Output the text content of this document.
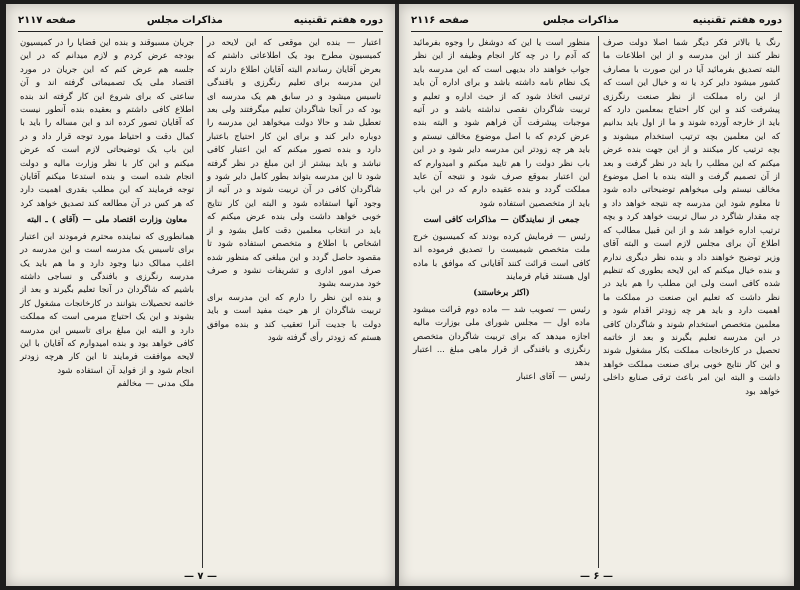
دوره هفتم تقنينيه
مذاكرات مجلس
صفحه ۲۱۱۷

جریان مسبوقند و بنده این قضایا را در کمیسیون بودجه عرض کردم و لازم میدانم که در این جلسه هم عرض کنم که این جریان در مورد اقتصاد ملی یک تصمیماتی گرفته اند و آن ساعتی که برای شروع این کار گرفته اند بنده اطلاع کافی داشتم و بعقیده بنده آنطور نیست که آقایان تصور کرده اند و این مساله را باید با کمال دقت و احتیاط مورد توجه قرار داد و در این باب یک توضیحاتی لازم است که عرض میکنم و این کار با نظر وزارت مالیه و دولت انجام شده است و بنده استدعا میکنم آقایان توجه فرمایند که این مطلب بقدری اهمیت دارد که هر کس در آن مطالعه کند تصدیق خواهد کرد

معاون وزارت اقتصاد ملی — (آقای ) ـ البته

همانطوری که نماینده محترم فرمودند این اعتبار برای تاسیس یک مدرسه است و این مدرسه در اغلب ممالک دنیا وجود دارد و ما هم باید یک مدرسه رنگرزی و بافندگی و نساجی داشته باشیم که شاگردان در آنجا تعلیم بگیرند و بعد از خاتمه تحصیلات بتوانند در کارخانجات مشغول کار بشوند و این یک احتیاج مبرمی است که مملکت دارد و البته این مبلغ برای تاسیس این مدرسه کافی خواهد بود و بنده امیدوارم که آقایان با این لایحه موافقت فرمایند تا این کار هرچه زودتر انجام شود و از فواید آن استفاده شود

ملک مدنی — مخالفم

اعتبار — بنده این موقعی که این لایحه در کمیسیون مطرح بود یک اطلاعاتی داشتم که بعرض آقایان رساندم البته آقایان اطلاع دارند که این مدرسه برای تعلیم رنگرزی و بافندگی تاسیس میشود و در سابق هم یک مدرسه ای بود که در آنجا شاگردان تعلیم میگرفتند ولی بعد تعطیل شد و حالا دولت میخواهد این مدرسه را دوباره دایر کند و برای این کار احتیاج باعتبار دارد و بنده تصور میکنم که این اعتبار کافی نباشد و باید بیشتر از این مبلغ در نظر گرفته شود تا این مدرسه بتواند بطور کامل دایر شود و شاگردان کافی در آن تربیت شوند و در آتیه از وجود آنها استفاده شود و البته این کار نتایج خوبی خواهد داشت ولی بنده عرض میکنم که باید در انتخاب معلمین دقت کامل بشود و از اشخاص با اطلاع و متخصص استفاده شود تا مقصود حاصل گردد و این مبلغی که منظور شده صرف امور اداری و تشریفات نشود و صرف خود مدرسه بشود

و بنده این نظر را دارم که این مدرسه برای تربیت شاگردان از هر حیث مفید است و باید دولت با جدیت آنرا تعقیب کند و بنده موافق هستم که زودتر رأی گرفته شود

— ۷ —
دوره هفتم تقنينيه
مذاكرات مجلس
صفحه ۲۱۱۶

منظور است یا این که دوشغل را وجوه بفرمائید که آدم را در چه کار انجام وظیفه از این نظر جواب خواهند داد بدیهی است که این مدرسه باید یک نظام نامه داشته باشد و برای اداره آن باید ترتیبی اتخاذ شود که از حیث اداره و تعلیم و تربیت شاگردان نقصی نداشته باشد و در آتیه موجبات پیشرفت آن فراهم شود و البته بنده عرض کردم که با اصل موضوع مخالف نیستم و باید هر چه زودتر این مدرسه دایر شود و در این باب نظر دولت را هم تایید میکنم و امیدوارم که این اعتبار بموقع صرف شود و نتیجه آن عاید مملکت گردد و بنده عقیده دارم که در این باب باید از متخصصین استفاده شود

جمعی از نمایندگان — مذاکرات کافی است

رئیس — فرمایش کرده بودند که کمیسیون خرج ملت متخصص شیمیست را تصدیق فرموده اند کافی است قرائت کنند آقایانی که موافق با ماده اول هستند قیام فرمایند

(اکثر برخاستند)

رئیس — تصویب شد — ماده دوم قرائت میشود ماده اول — مجلس شورای ملی بوزارت مالیه اجازه میدهد که برای تربیت شاگردان متخصص رنگرزی و بافندگی از قرار ماهی مبلغ ... اعتبار بدهد

رئیس — آقای اعتبار

رنگ یا بالاتر فکر دیگر شما اصلا دولت صرف نظر کنند از این مدرسه و از این اطلاعات ما البته تصدیق بفرمائید آیا در این صورت با مصارف کشور میشود دایر کرد یا نه و خیال این است که از این راه مملکت از نظر صنعت رنگرزی پیشرفت کند و این کار احتیاج بمعلمین دارد که باید از خارجه آورده شوند و ما از اول باید بدانیم که این معلمین بچه ترتیب استخدام میشوند و بچه ترتیب کار میکنند و از این جهت بنده عرض میکنم که این مطلب را باید در نظر گرفت و بعد از آن تصمیم گرفت و البته بنده با اصل موضوع مخالف نیستم ولی میخواهم توضیحاتی داده شود تا معلوم شود این مدرسه چه نتیجه خواهد داد و چه مقدار شاگرد در سال تربیت خواهد کرد و بچه ترتیب اداره خواهد شد و از این قبیل مطالب که اطلاع آن برای مجلس لازم است و البته آقای وزیر توضیح خواهند داد و بنده نظر دیگری ندارم و بنده خیال میکنم که این لایحه بطوری که تنظیم شده کافی است ولی این مطلب را هم باید در نظر داشت که تعلیم این صنعت در مملکت ما اهمیت دارد و باید هر چه زودتر اقدام شود و معلمین متخصص استخدام شوند و شاگردان کافی در این مدرسه تعلیم بگیرند و بعد از خاتمه تحصیل در کارخانجات مملکت بکار مشغول شوند و این کار نتایج خوبی برای صنعت مملکت خواهد داشت و البته این امر باعث ترقی صنایع داخلی خواهد بود

— ۶ —
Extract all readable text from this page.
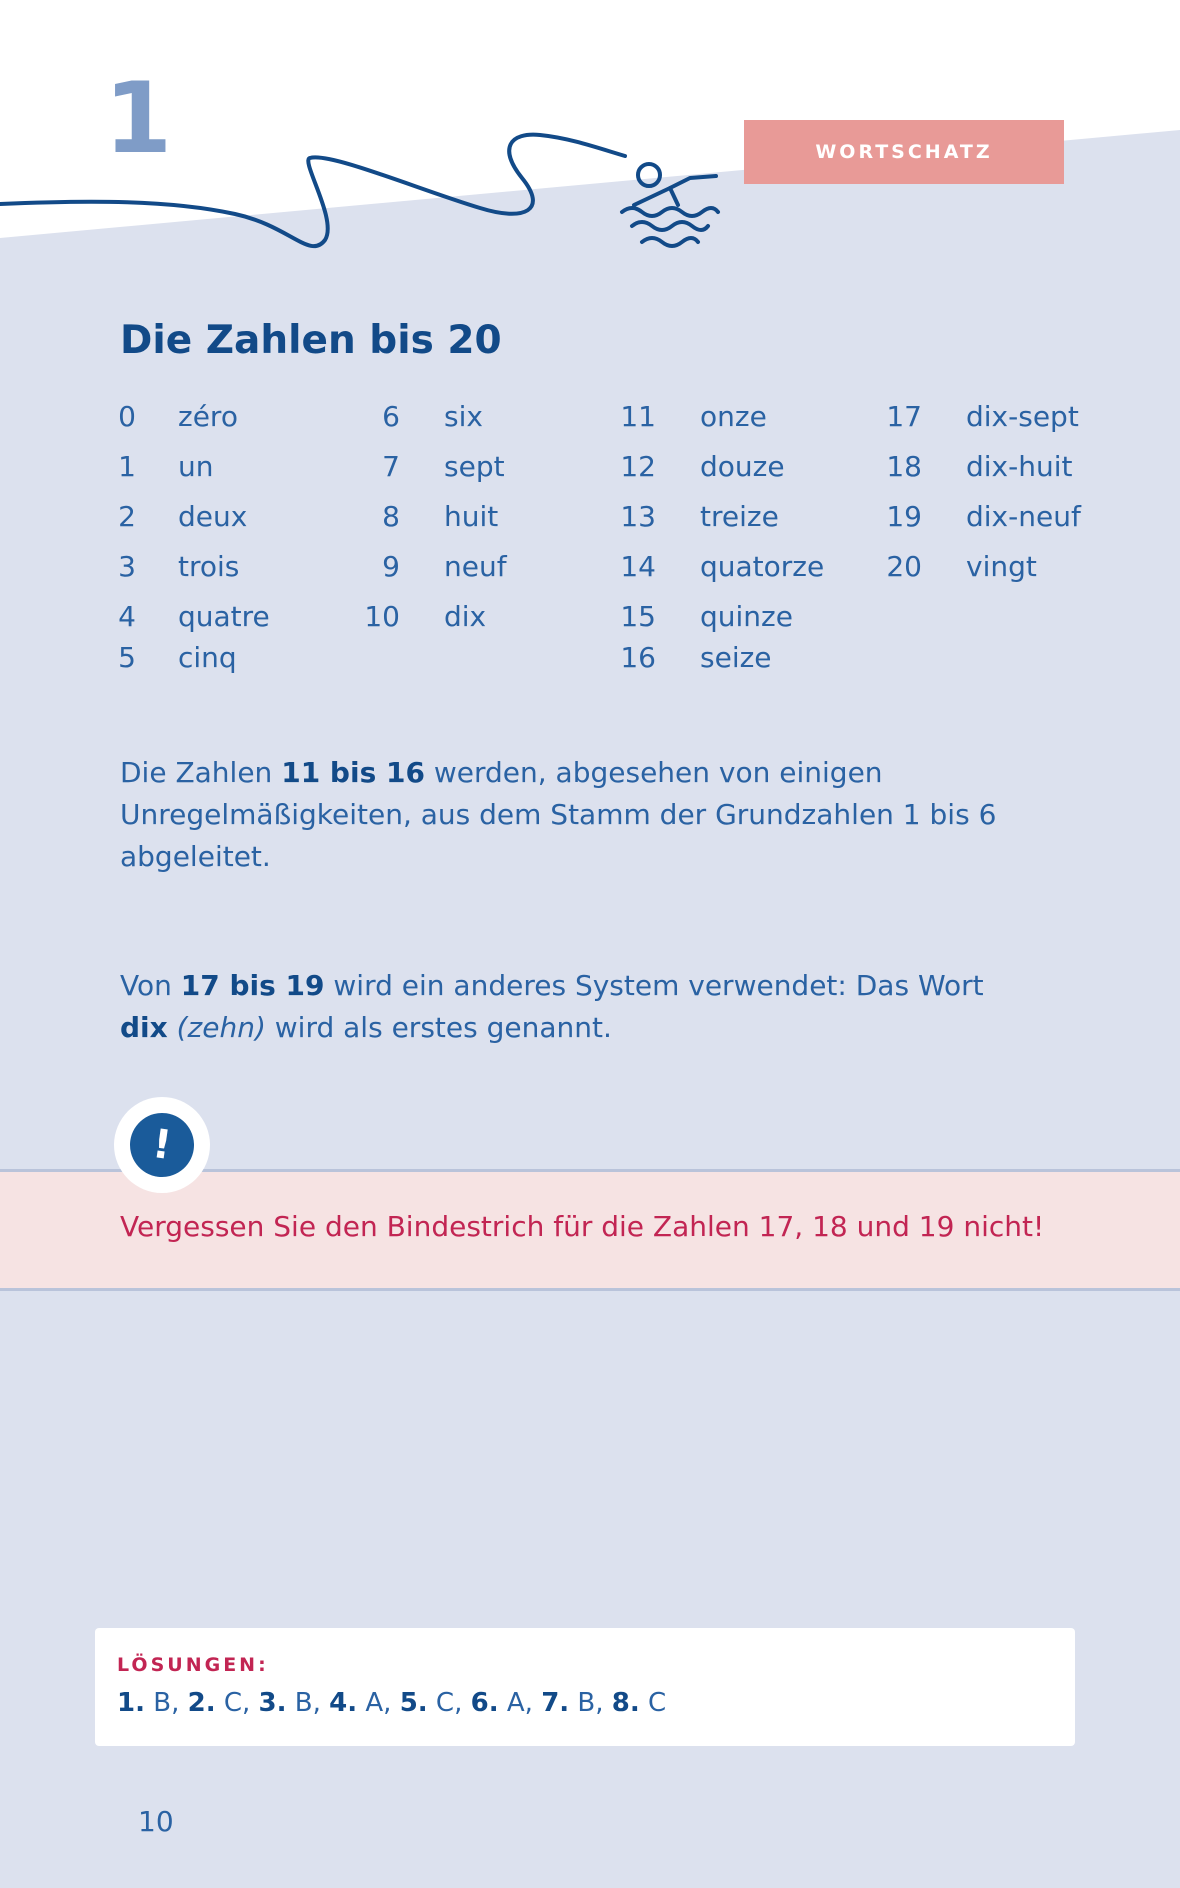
1	WORTSCHATZ
Die Zahlen bis 20
0 zéro
1 un
2 deux
3 trois
4 quatre
5 cinq
6 six
7 sept
8 huit
9 neuf
10 dix
11 onze
12 douze
13 treize
14 quatorze
15 quinze
16 seize
17 dix-sept
18 dix-huit
19 dix-neuf
20 vingt

Die Zahlen 11 bis 16 werden, abgesehen von einigen Unregelmäßigkeiten, aus dem Stamm der Grundzahlen 1 bis 6 abgeleitet.

Von 17 bis 19 wird ein anderes System verwendet: Das Wort dix (zehn) wird als erstes genannt.

!
Vergessen Sie den Bindestrich für die Zahlen 17, 18 und 19 nicht!
LÖSUNGEN:
1. B, 2. C, 3. B, 4. A, 5. C, 6. A, 7. B, 8. C
10
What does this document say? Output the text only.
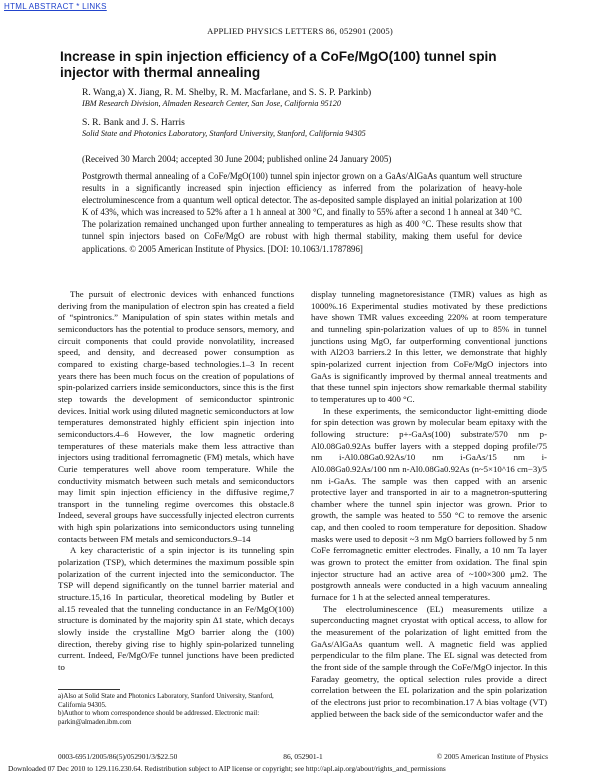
HTML ABSTRACT * LINKS
APPLIED PHYSICS LETTERS 86, 052901 (2005)
Increase in spin injection efficiency of a CoFe/MgO(100) tunnel spin injector with thermal annealing
R. Wang,a) X. Jiang, R. M. Shelby, R. M. Macfarlane, and S. S. P. Parkinb)
IBM Research Division, Almaden Research Center, San Jose, California 95120
S. R. Bank and J. S. Harris
Solid State and Photonics Laboratory, Stanford University, Stanford, California 94305
(Received 30 March 2004; accepted 30 June 2004; published online 24 January 2005)
Postgrowth thermal annealing of a CoFe/MgO(100) tunnel spin injector grown on a GaAs/AlGaAs quantum well structure results in a significantly increased spin injection efficiency as inferred from the polarization of heavy-hole electroluminescence from a quantum well optical detector. The as-deposited sample displayed an initial polarization at 100 K of 43%, which was increased to 52% after a 1 h anneal at 300 °C, and finally to 55% after a second 1 h anneal at 340 °C. The polarization remained unchanged upon further annealing to temperatures as high as 400 °C. These results show that tunnel spin injectors based on CoFe/MgO are robust with high thermal stability, making them useful for device applications. © 2005 American Institute of Physics. [DOI: 10.1063/1.1787896]

The pursuit of electronic devices with enhanced functions deriving from the manipulation of electron spin has created a field of “spintronics.” Manipulation of spin states within metals and semiconductors has the potential to produce sensors, memory, and circuit components that could provide nonvolatility, increased speed, and density, and decreased power consumption as compared to existing charge-based technologies.1–3 In recent years there has been much focus on the creation of populations of spin-polarized carriers inside semiconductors, since this is the first step towards the development of semiconductor spintronic devices. Initial work using diluted magnetic semiconductors at low temperatures demonstrated highly efficient spin injection into semiconductors.4–6 However, the low magnetic ordering temperatures of these materials make them less attractive than injectors using traditional ferromagnetic (FM) metals, which have Curie temperatures well above room temperature. While the conductivity mismatch between such metals and semiconductors may limit spin injection efficiency in the diffusive regime,7 transport in the tunneling regime overcomes this obstacle.8 Indeed, several groups have successfully injected electron currents with high spin polarizations into semiconductors using tunneling contacts between FM metals and semiconductors.9–14

A key characteristic of a spin injector is its tunneling spin polarization (TSP), which determines the maximum possible spin polarization of the current injected into the semiconductor. The TSP will depend significantly on the tunnel barrier material and structure.15,16 In particular, theoretical modeling by Butler et al.15 revealed that the tunneling conductance in an Fe/MgO(100) structure is dominated by the majority spin Δ1 state, which decays slowly inside the crystalline MgO barrier along the (100) direction, thereby giving rise to highly spin-polarized tunneling current. Indeed, Fe/MgO/Fe tunnel junctions have been predicted to

display tunneling magnetoresistance (TMR) values as high as 1000%.16 Experimental studies motivated by these predictions have shown TMR values exceeding 220% at room temperature and tunneling spin-polarization values of up to 85% in tunnel junctions using MgO, far outperforming conventional junctions with Al2O3 barriers.2 In this letter, we demonstrate that highly spin-polarized current injection from CoFe/MgO injectors into GaAs is significantly improved by thermal anneal treatments and that these tunnel spin injectors show remarkable thermal stability to temperatures up to 400 °C.

In these experiments, the semiconductor light-emitting diode for spin detection was grown by molecular beam epitaxy with the following structure: p+-GaAs(100) substrate/570 nm p-Al0.08Ga0.92As buffer layers with a stepped doping profile/75 nm i-Al0.08Ga0.92As/10 nm i-GaAs/15 nm i-Al0.08Ga0.92As/100 nm n-Al0.08Ga0.92As (n~5×10^16 cm−3)/5 nm i-GaAs. The sample was then capped with an arsenic protective layer and transported in air to a magnetron-sputtering chamber where the tunnel spin injector was grown. Prior to growth, the sample was heated to 550 °C to remove the arsenic cap, and then cooled to room temperature for deposition. Shadow masks were used to deposit ~3 nm MgO barriers followed by 5 nm CoFe ferromagnetic emitter electrodes. Finally, a 10 nm Ta layer was grown to protect the emitter from oxidation. The final spin injector structure had an active area of ~100×300 μm2. The postgrowth anneals were conducted in a high vacuum annealing furnace for 1 h at the selected anneal temperatures.

The electroluminescence (EL) measurements utilize a superconducting magnet cryostat with optical access, to allow for the measurement of the polarization of light emitted from the GaAs/AlGaAs quantum well. A magnetic field was applied perpendicular to the film plane. The EL signal was detected from the front side of the sample through the CoFe/MgO injector. In this Faraday geometry, the optical selection rules provide a direct correlation between the EL polarization and the spin polarization of the electrons just prior to recombination.17 A bias voltage (VT) applied between the back side of the semiconductor wafer and the

a)Also at Solid State and Photonics Laboratory, Stanford University, Stanford, California 94305.

b)Author to whom correspondence should be addressed. Electronic mail: parkin@almaden.ibm.com

0003-6951/2005/86(5)/052901/3/$22.50	86, 052901-1	© 2005 American Institute of Physics
Downloaded 07 Dec 2010 to 129.116.230.64. Redistribution subject to AIP license or copyright; see http://apl.aip.org/about/rights_and_permissions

=-=-=

=== WORK TO BE COMPLETED ===
Pull out every line in the material above where "کنند" occurs.

=== COMPLETED EXERCISE ===
رئیس — فرمایش کرده بودند که کمیسیون خرج ملت متخصص شیمیست را تصدیق فرموده اند کافی است قرائت کنند آقایانی که موافق با ماده اول هستند قیام فرمایند
رنگ یا بالاتر فکر دیگر شما اصلا دولت صرف نظر کنند از این مدرسه و از این اطلاعات ما البته تصدیق بفرمائید آیا در این صورت با مصارف کشور میشود دایر کرد یا نه و خیال این است که از این راه مملکت از نظر صنعت رنگرزی پیشرفت کند و این کار احتیاج بمعلمین دارد که باید از خارجه آورده شوند و ما از اول باید بدانیم که این معلمین بچه ترتیب استخدام میشوند و بچه ترتیب کار میکنند و از این جهت بنده عرض میکنم که این مطلب را باید در نظر گرفت و بعد از آن تصمیم گرفت و البته بنده با اصل موضوع مخالف نیستم ولی میخواهم توضیحاتی داده شود تا معلوم شود این مدرسه چه نتیجه خواهد داد و چه مقدار شاگرد در سال تربیت خواهد کرد و بچه ترتیب اداره خواهد شد و از این قبیل مطالب که اطلاع آن برای مجلس لازم است و البته آقای وزیر توضیح خواهند داد و بنده نظر دیگری ندارم و بنده خیال میکنم که این لایحه بطوری که تنظیم شده کافی است ولی این مطلب را هم باید در نظر داشت که تعلیم این صنعت در مملکت ما اهمیت دارد و باید هر چه زودتر اقدام شود و معلمین متخصص استخدام شوند و شاگردان کافی در این مدرسه تعلیم بگیرند و بعد از خاتمه تحصیل در کارخانجات مملکت بکار مشغول شوند و این کار نتایج خوبی برای صنعت مملکت خواهد داشت و البته این امر باعث ترقی صنایع داخلی خواهد بود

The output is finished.